MúSICA > RAY LAMONTAGNE, COSA SERIA
El mundo de los cantautores guarda secretos, pero pocos con tan pocas ganas de ser descubiertos. Aunque canten su canción en el final de American Idol, aunque el primer disco que grabó cuando dejó la cabaña unplugged en la que vivía trepó todos los rankings, y aunque sus recitales sean considerados “uno de los lugares más sexies para llevar a una chica”, Ray LaMontagne prefiere que lo escuchen del mismo modo en que él compone y canta: en serio y con seriedad. ¿Un intenso? Puede ser, pero sus canciones se lo merecen.
› Por Rodrigo Fresán
La cosa es así, esto es rigurosamente cierto: cualquier noche de éstas, uno decide ir a un concierto del songwriter de moda Ray LaMontagne. Uno saca la entrada, entra, sabe lo que va a encontrar: canciones delicadas y tumultuosas e inteligentes a cargo de un tipo con voz de humo. Canciones sobre corazones rotos y cómo se rompen y, en ocasiones, cómo hacer para remendarlos. Canciones tan íntimas que, en ocasiones, su autor decide apagar las luces del escenario para tocarlas y para que sean escuchadas a oscuras y en el más reverencial de los silencios. En las actuaciones de Ray LaMontagne se puede oír no el sonido que hace un alfiler al golpear el suelo sino el sonido de ese alfiler mientras cae. Y, muy de vez en cuando, quizás estimulado por el sufrimiento rimado del intérprete, alguien deja escapar una risita ante tanta angustia existencial. Entonces –esto sucedió no hace mucho en el Ryman Auditorium, en Nashville–, Ray LaMontagne para todo, camina hasta el borde del escenario y dice: “Parece que tenemos a un tarado entre el público que piensa que los blues son algo gracioso. Seas quien seas, supongo que preferirías estar en casa bebiendo cerveza frente al televisor mientras esperás a que tus hijos sean lo suficientemente grandes como para salir a violar niñas”.
Esto también es verdad: en abril de 2006, la revista GQ incluyó a los conciertos de Ray LaMontagne como uno de los 25 sitios más sexies del planeta para llevar a una chica.
Están advertidos.

- [Material proporcionado]

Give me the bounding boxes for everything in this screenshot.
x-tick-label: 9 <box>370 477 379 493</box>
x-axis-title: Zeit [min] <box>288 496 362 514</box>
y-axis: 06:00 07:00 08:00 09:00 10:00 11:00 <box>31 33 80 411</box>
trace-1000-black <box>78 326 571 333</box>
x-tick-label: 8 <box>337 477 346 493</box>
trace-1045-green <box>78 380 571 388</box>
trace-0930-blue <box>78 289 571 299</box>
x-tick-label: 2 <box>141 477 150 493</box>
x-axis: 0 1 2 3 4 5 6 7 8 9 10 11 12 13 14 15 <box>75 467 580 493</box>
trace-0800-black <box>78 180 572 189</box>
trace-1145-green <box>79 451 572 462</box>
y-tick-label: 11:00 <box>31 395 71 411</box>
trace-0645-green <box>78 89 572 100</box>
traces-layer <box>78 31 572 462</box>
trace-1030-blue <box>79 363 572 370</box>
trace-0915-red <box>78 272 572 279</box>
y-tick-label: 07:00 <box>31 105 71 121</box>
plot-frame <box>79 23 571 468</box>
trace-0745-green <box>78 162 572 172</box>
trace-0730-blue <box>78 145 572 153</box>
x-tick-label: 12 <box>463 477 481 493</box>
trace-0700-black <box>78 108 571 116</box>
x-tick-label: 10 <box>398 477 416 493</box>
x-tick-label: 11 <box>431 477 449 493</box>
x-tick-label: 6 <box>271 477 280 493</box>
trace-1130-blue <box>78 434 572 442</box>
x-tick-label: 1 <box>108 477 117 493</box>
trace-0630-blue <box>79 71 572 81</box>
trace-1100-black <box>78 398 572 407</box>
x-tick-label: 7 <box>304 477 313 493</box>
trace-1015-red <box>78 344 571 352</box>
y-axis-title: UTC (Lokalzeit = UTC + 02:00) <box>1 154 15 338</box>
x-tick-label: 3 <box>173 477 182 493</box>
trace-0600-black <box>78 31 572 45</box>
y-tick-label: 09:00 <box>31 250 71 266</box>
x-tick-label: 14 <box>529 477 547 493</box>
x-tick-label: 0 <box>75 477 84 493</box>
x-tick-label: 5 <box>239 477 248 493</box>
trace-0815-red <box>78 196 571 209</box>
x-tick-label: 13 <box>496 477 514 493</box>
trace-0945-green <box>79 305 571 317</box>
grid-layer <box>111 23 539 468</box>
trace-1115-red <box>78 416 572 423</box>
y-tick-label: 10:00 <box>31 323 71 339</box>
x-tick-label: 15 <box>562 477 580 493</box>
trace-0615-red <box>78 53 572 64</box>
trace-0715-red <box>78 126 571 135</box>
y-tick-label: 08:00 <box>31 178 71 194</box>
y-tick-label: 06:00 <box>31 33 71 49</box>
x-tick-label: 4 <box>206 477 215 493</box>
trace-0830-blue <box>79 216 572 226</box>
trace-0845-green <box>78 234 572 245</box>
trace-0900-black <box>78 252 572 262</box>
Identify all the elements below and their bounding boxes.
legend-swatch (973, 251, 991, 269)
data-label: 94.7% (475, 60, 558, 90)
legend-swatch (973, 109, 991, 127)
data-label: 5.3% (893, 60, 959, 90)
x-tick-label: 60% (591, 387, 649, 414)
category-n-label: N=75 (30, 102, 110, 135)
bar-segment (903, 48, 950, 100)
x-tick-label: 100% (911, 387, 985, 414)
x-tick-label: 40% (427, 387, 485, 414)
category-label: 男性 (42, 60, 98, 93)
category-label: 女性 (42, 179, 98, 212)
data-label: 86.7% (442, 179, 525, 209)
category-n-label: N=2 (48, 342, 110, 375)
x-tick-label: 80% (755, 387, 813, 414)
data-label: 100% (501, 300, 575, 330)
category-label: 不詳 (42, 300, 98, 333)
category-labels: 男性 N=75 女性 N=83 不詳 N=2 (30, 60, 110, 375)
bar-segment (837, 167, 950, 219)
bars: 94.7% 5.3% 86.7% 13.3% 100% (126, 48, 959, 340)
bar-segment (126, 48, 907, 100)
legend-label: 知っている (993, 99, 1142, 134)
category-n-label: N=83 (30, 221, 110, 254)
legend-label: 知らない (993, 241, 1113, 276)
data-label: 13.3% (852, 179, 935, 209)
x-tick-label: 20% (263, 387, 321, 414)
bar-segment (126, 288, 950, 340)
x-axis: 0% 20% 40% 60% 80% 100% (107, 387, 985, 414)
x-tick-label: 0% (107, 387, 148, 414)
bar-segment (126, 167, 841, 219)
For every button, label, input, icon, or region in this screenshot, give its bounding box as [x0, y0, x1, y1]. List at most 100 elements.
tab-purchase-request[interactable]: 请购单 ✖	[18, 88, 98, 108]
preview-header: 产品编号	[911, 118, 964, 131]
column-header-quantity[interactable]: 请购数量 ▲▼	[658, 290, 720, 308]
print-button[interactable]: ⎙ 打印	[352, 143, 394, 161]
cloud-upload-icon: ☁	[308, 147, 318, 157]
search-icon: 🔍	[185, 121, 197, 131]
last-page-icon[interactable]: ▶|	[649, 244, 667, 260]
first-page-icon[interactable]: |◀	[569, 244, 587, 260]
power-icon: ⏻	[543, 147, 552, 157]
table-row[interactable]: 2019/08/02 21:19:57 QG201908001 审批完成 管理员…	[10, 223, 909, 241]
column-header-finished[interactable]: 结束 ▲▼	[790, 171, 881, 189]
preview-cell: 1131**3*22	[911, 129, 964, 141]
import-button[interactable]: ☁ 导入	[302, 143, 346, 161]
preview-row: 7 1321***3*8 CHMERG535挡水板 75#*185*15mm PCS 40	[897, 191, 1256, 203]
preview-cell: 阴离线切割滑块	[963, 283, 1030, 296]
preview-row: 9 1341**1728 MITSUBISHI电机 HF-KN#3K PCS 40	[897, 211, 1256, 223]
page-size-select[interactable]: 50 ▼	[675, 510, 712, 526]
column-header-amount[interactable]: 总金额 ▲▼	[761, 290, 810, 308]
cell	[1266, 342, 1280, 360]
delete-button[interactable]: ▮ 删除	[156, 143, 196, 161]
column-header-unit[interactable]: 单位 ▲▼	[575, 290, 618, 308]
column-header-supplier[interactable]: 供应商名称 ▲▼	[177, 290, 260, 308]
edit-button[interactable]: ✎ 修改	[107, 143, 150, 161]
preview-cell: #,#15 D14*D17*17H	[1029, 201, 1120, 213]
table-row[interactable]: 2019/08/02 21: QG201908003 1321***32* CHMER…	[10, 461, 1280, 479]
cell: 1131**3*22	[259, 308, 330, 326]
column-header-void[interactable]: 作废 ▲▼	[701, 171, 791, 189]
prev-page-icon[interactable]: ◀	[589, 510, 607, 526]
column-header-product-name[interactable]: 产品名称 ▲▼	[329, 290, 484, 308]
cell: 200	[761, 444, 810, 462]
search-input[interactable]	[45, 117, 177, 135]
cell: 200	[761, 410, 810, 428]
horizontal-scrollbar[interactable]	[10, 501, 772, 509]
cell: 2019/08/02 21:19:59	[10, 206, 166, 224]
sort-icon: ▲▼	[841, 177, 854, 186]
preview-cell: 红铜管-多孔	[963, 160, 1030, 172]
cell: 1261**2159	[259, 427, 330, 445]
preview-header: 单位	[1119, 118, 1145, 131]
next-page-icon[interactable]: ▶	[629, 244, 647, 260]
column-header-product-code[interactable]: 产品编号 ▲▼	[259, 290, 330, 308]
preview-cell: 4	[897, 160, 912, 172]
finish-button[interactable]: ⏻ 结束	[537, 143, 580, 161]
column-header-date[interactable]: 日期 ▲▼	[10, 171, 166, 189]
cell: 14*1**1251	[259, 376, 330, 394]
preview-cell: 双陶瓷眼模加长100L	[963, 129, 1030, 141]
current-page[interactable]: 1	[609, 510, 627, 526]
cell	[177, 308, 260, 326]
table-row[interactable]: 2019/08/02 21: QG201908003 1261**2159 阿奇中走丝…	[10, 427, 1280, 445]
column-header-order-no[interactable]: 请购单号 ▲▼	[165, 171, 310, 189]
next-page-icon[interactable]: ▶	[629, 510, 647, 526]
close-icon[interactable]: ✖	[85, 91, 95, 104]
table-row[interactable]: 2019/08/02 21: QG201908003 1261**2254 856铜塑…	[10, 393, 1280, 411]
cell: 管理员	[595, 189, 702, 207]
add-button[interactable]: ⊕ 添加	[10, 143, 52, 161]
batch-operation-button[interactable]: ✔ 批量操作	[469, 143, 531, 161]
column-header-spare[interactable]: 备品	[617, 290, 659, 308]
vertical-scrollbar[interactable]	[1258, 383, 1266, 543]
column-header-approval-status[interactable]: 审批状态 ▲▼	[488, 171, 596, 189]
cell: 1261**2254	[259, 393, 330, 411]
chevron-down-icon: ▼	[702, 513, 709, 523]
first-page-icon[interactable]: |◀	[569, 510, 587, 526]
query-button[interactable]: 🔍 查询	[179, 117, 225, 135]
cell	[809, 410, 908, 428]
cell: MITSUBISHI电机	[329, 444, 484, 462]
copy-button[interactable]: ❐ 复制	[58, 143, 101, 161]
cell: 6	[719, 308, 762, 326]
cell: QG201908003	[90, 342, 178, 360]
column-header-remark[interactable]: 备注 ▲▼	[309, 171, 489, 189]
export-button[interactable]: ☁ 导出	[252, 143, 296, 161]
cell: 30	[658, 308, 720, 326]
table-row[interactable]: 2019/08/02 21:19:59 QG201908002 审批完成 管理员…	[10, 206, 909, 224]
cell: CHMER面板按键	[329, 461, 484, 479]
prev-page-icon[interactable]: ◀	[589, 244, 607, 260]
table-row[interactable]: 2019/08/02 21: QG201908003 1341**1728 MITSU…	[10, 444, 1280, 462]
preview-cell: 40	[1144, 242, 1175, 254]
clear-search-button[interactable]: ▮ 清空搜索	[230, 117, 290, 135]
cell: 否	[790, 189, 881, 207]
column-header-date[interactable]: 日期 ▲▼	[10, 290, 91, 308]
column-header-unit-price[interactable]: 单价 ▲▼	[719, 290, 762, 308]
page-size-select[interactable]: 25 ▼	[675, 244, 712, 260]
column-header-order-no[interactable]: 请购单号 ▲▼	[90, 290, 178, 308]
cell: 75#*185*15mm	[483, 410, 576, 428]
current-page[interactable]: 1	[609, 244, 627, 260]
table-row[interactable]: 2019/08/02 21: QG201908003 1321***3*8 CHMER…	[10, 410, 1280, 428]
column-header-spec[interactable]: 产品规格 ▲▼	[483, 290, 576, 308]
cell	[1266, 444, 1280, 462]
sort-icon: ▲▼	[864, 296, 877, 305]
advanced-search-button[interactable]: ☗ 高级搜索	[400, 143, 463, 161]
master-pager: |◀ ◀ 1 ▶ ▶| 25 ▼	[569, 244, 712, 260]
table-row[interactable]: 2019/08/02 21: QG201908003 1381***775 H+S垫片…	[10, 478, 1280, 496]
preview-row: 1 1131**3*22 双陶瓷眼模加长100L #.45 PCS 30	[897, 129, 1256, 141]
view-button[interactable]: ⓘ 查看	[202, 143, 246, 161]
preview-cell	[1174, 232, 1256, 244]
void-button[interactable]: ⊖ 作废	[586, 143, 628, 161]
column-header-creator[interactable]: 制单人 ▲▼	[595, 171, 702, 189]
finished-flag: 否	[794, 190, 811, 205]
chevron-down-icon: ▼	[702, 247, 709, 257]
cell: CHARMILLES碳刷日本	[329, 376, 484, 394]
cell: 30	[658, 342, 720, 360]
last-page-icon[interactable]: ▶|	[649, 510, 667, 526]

- [Consigna escrita]
Escribe la continuación del artículo sobre Ray LaMontagne a partir de «Están advertidos».

- [Respuesta]
Así es el asunto: la calma que no precede al huracán sino la calma en el ojo del huracán es lo que gira en las canciones de Ray LaMontagne. El susurro como grito y el alarido como suspiro. Y ese tipo tan tenso. Hay motivos, sobran las razones: detrás de los versos existe una biografía digna de una novela jamás escrita por Raymond Carver. Raycharles LaMontange (nombre y apellido pegados, inscripto así en los registros de New Hampshire, 1974) tiene una infancia con más mudanzas (en una ocasión a un gallinero, en otras a un auto o a una carpa) que fiestas de cumpleaños. Padre violento y músico que aparece y desaparece, madre heroica que llena el vacío con el primero que llama a la puerta, LaMontagne, como uno de cuatro hermanos, es alguien que se la pasa peleando en los recreos, sacando malas notas, huyendo a los bosques a leer novelas fantasy y necesitado de creer en la existencia de dragones. Terminado el secundario por los pelos, LaMontagne se muda a Portland, compra un terreno en los bosques, se casa y tiene dos niños, construye con sus manos una casa sin electricidad ni agua corriente, y consigue trabajo en una fábrica de zapatos. Una mañana –entre tacones y hebillas–, LaMontagne escucha en la radio a Stephen Still cantando “Treetop Flyer” y decide que él quiere ser exactamente eso.
Dicho y hecho. Compuesto y cantado. Y a gastar suelas por bares y fondas. Zapatos son lo que le sobran.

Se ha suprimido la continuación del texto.